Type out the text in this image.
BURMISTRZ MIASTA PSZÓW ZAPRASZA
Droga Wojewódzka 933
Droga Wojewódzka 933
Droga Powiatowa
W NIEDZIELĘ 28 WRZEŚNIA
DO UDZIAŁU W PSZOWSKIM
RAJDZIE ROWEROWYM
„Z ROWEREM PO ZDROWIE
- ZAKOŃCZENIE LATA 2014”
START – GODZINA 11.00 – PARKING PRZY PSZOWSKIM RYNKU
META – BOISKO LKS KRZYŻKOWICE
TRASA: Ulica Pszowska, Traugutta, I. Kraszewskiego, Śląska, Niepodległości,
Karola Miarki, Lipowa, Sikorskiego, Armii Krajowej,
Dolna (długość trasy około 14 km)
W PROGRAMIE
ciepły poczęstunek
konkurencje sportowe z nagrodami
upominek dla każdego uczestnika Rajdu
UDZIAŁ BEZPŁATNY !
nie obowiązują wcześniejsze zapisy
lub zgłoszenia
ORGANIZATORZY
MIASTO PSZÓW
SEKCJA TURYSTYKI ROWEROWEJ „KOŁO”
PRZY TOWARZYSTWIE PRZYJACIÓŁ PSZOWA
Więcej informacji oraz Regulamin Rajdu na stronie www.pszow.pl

########################################

→ What the task requires
Type out the entries again, word for word.

→ Written solution
Type out the text in this image.
BURMISTRZ MIASTA PSZÓW ZAPRASZA
Droga Wojewódzka 933
Droga Wojewódzka 933
Droga Powiatowa
W NIEDZIELĘ 28 WRZEŚNIA
DO UDZIAŁU W PSZOWSKIM
RAJDZIE ROWEROWYM
„Z ROWEREM PO ZDROWIE
- ZAKOŃCZENIE LATA 2014”
START – GODZINA 11.00 – PARKING PRZY PSZOWSKIM RYNKU
META – BOISKO LKS KRZYŻKOWICE
TRASA: Ulica Pszowska, Traugutta, I. Kraszewskiego, Śląska, Niepodległości,
Karola Miarki, Lipowa, Sikorskiego, Armii Krajowej,
Dolna (długość trasy około 14 km)
W PROGRAMIE
ciepły poczęstunek
konkurencje sportowe z nagrodami
upominek dla każdego uczestnika Rajdu
UDZIAŁ BEZPŁATNY !
nie obowiązują wcześniejsze zapisy
lub zgłoszenia
ORGANIZATORZY
MIASTO PSZÓW
SEKCJA TURYSTYKI ROWEROWEJ „KOŁO”
PRZY TOWARZYSTWIE PRZYJACIÓŁ PSZOWA
Więcej informacji oraz Regulamin Rajdu na stronie www.pszow.pl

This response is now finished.